**WHAT IS REQUIRED:** Go through the records underneath and write each one out again exactly.
* START EXCERPTED RECORDS *
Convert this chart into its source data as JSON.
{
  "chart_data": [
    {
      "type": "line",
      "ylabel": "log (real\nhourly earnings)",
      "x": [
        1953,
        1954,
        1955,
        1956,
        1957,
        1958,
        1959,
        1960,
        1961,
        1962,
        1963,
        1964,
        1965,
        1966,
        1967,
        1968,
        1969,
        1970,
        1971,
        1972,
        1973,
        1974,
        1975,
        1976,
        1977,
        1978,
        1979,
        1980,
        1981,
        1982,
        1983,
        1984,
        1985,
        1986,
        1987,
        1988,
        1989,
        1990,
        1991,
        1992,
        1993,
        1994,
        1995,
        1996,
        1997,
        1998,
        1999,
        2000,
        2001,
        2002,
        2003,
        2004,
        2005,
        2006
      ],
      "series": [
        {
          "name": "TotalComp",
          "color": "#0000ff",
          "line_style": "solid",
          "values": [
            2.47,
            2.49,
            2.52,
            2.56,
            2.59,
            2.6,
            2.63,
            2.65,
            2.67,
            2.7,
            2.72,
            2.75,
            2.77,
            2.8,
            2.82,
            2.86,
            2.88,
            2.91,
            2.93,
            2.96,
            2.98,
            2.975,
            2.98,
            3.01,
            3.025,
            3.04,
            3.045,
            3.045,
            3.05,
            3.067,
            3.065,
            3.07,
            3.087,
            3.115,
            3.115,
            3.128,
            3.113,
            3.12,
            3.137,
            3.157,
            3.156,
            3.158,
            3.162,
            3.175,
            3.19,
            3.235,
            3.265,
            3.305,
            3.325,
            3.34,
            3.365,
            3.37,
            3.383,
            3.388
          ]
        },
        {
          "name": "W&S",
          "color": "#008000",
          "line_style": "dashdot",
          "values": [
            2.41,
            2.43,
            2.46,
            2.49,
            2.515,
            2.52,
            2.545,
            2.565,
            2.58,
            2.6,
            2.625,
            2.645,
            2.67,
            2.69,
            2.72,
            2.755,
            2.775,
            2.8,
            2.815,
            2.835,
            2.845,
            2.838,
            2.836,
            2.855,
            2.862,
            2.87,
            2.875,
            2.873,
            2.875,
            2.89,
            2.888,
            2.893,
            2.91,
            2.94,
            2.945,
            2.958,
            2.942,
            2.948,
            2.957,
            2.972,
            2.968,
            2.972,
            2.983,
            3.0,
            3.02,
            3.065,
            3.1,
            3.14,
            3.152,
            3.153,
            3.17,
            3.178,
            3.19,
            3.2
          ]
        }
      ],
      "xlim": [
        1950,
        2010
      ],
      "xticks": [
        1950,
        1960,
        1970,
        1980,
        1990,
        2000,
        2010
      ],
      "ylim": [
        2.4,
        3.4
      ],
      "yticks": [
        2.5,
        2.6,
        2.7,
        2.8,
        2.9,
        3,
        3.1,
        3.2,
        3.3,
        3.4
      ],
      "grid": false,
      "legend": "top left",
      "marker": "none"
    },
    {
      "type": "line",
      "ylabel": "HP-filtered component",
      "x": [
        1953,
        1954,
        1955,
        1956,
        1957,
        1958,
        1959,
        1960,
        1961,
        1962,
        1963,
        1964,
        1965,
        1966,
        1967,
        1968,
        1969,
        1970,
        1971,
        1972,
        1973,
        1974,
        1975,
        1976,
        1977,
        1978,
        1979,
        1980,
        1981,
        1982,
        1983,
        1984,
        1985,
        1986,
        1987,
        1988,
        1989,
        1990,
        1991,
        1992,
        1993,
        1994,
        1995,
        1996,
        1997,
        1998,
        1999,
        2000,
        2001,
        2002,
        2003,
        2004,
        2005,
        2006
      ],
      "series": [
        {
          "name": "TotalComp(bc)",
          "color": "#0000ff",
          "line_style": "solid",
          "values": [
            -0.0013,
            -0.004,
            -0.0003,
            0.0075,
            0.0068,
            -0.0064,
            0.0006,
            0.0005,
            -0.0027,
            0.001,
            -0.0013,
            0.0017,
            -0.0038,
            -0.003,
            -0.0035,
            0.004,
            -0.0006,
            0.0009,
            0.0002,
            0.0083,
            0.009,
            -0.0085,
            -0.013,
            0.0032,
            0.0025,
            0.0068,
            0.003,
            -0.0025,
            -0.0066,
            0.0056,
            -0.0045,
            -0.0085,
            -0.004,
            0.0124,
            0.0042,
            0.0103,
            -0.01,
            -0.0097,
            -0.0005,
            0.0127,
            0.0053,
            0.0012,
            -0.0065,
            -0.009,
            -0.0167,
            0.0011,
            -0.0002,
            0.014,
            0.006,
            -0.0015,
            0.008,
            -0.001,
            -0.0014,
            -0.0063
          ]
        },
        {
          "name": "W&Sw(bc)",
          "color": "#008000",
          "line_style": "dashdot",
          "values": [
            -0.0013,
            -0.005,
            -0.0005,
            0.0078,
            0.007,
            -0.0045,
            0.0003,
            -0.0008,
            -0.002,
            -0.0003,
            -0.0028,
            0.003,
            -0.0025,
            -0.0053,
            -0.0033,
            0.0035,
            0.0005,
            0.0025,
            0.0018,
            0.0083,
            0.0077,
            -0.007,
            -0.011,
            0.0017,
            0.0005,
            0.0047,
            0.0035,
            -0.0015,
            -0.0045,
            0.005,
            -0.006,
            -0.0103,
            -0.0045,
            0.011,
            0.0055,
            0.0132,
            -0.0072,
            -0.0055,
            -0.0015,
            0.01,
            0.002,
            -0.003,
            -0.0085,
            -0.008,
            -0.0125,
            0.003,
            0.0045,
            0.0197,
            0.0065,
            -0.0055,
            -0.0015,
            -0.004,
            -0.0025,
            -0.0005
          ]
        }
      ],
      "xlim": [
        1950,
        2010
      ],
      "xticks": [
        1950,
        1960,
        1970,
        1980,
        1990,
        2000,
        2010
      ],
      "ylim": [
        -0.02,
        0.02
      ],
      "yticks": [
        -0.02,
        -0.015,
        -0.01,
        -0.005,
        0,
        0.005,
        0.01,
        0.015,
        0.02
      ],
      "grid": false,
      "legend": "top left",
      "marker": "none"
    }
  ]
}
* END EXCERPTED RECORDS *
**REPLY TO THE TASK:**
Convert this chart into its source data as JSON.
{
  "chart_data": [
    {
      "type": "line",
      "ylabel": "log (real\nhourly earnings)",
      "x": [
        1953,
        1954,
        1955,
        1956,
        1957,
        1958,
        1959,
        1960,
        1961,
        1962,
        1963,
        1964,
        1965,
        1966,
        1967,
        1968,
        1969,
        1970,
        1971,
        1972,
        1973,
        1974,
        1975,
        1976,
        1977,
        1978,
        1979,
        1980,
        1981,
        1982,
        1983,
        1984,
        1985,
        1986,
        1987,
        1988,
        1989,
        1990,
        1991,
        1992,
        1993,
        1994,
        1995,
        1996,
        1997,
        1998,
        1999,
        2000,
        2001,
        2002,
        2003,
        2004,
        2005,
        2006
      ],
      "series": [
        {
          "name": "TotalComp",
          "color": "#0000ff",
          "line_style": "solid",
          "values": [
            2.47,
            2.49,
            2.52,
            2.56,
            2.59,
            2.6,
            2.63,
            2.65,
            2.67,
            2.7,
            2.72,
            2.75,
            2.77,
            2.8,
            2.82,
            2.86,
            2.88,
            2.91,
            2.93,
            2.96,
            2.98,
            2.975,
            2.98,
            3.01,
            3.025,
            3.04,
            3.045,
            3.045,
            3.05,
            3.067,
            3.065,
            3.07,
            3.087,
            3.115,
            3.115,
            3.128,
            3.113,
            3.12,
            3.137,
            3.157,
            3.156,
            3.158,
            3.162,
            3.175,
            3.19,
            3.235,
            3.265,
            3.305,
            3.325,
            3.34,
            3.365,
            3.37,
            3.383,
            3.388
          ]
        },
        {
          "name": "W&S",
          "color": "#008000",
          "line_style": "dashdot",
          "values": [
            2.41,
            2.43,
            2.46,
            2.49,
            2.515,
            2.52,
            2.545,
            2.565,
            2.58,
            2.6,
            2.625,
            2.645,
            2.67,
            2.69,
            2.72,
            2.755,
            2.775,
            2.8,
            2.815,
            2.835,
            2.845,
            2.838,
            2.836,
            2.855,
            2.862,
            2.87,
            2.875,
            2.873,
            2.875,
            2.89,
            2.888,
            2.893,
            2.91,
            2.94,
            2.945,
            2.958,
            2.942,
            2.948,
            2.957,
            2.972,
            2.968,
            2.972,
            2.983,
            3.0,
            3.02,
            3.065,
            3.1,
            3.14,
            3.152,
            3.153,
            3.17,
            3.178,
            3.19,
            3.2
          ]
        }
      ],
      "xlim": [
        1950,
        2010
      ],
      "xticks": [
        1950,
        1960,
        1970,
        1980,
        1990,
        2000,
        2010
      ],
      "ylim": [
        2.4,
        3.4
      ],
      "yticks": [
        2.5,
        2.6,
        2.7,
        2.8,
        2.9,
        3,
        3.1,
        3.2,
        3.3,
        3.4
      ],
      "grid": false,
      "legend": "top left",
      "marker": "none"
    },
    {
      "type": "line",
      "ylabel": "HP-filtered component",
      "x": [
        1953,
        1954,
        1955,
        1956,
        1957,
        1958,
        1959,
        1960,
        1961,
        1962,
        1963,
        1964,
        1965,
        1966,
        1967,
        1968,
        1969,
        1970,
        1971,
        1972,
        1973,
        1974,
        1975,
        1976,
        1977,
        1978,
        1979,
        1980,
        1981,
        1982,
        1983,
        1984,
        1985,
        1986,
        1987,
        1988,
        1989,
        1990,
        1991,
        1992,
        1993,
        1994,
        1995,
        1996,
        1997,
        1998,
        1999,
        2000,
        2001,
        2002,
        2003,
        2004,
        2005,
        2006
      ],
      "series": [
        {
          "name": "TotalComp(bc)",
          "color": "#0000ff",
          "line_style": "solid",
          "values": [
            -0.0013,
            -0.004,
            -0.0003,
            0.0075,
            0.0068,
            -0.0064,
            0.0006,
            0.0005,
            -0.0027,
            0.001,
            -0.0013,
            0.0017,
            -0.0038,
            -0.003,
            -0.0035,
            0.004,
            -0.0006,
            0.0009,
            0.0002,
            0.0083,
            0.009,
            -0.0085,
            -0.013,
            0.0032,
            0.0025,
            0.0068,
            0.003,
            -0.0025,
            -0.0066,
            0.0056,
            -0.0045,
            -0.0085,
            -0.004,
            0.0124,
            0.0042,
            0.0103,
            -0.01,
            -0.0097,
            -0.0005,
            0.0127,
            0.0053,
            0.0012,
            -0.0065,
            -0.009,
            -0.0167,
            0.0011,
            -0.0002,
            0.014,
            0.006,
            -0.0015,
            0.008,
            -0.001,
            -0.0014,
            -0.0063
          ]
        },
        {
          "name": "W&Sw(bc)",
          "color": "#008000",
          "line_style": "dashdot",
          "values": [
            -0.0013,
            -0.005,
            -0.0005,
            0.0078,
            0.007,
            -0.0045,
            0.0003,
            -0.0008,
            -0.002,
            -0.0003,
            -0.0028,
            0.003,
            -0.0025,
            -0.0053,
            -0.0033,
            0.0035,
            0.0005,
            0.0025,
            0.0018,
            0.0083,
            0.0077,
            -0.007,
            -0.011,
            0.0017,
            0.0005,
            0.0047,
            0.0035,
            -0.0015,
            -0.0045,
            0.005,
            -0.006,
            -0.0103,
            -0.0045,
            0.011,
            0.0055,
            0.0132,
            -0.0072,
            -0.0055,
            -0.0015,
            0.01,
            0.002,
            -0.003,
            -0.0085,
            -0.008,
            -0.0125,
            0.003,
            0.0045,
            0.0197,
            0.0065,
            -0.0055,
            -0.0015,
            -0.004,
            -0.0025,
            -0.0005
          ]
        }
      ],
      "xlim": [
        1950,
        2010
      ],
      "xticks": [
        1950,
        1960,
        1970,
        1980,
        1990,
        2000,
        2010
      ],
      "ylim": [
        -0.02,
        0.02
      ],
      "yticks": [
        -0.02,
        -0.015,
        -0.01,
        -0.005,
        0,
        0.005,
        0.01,
        0.015,
        0.02
      ],
      "grid": false,
      "legend": "top left",
      "marker": "none"
    }
  ]
}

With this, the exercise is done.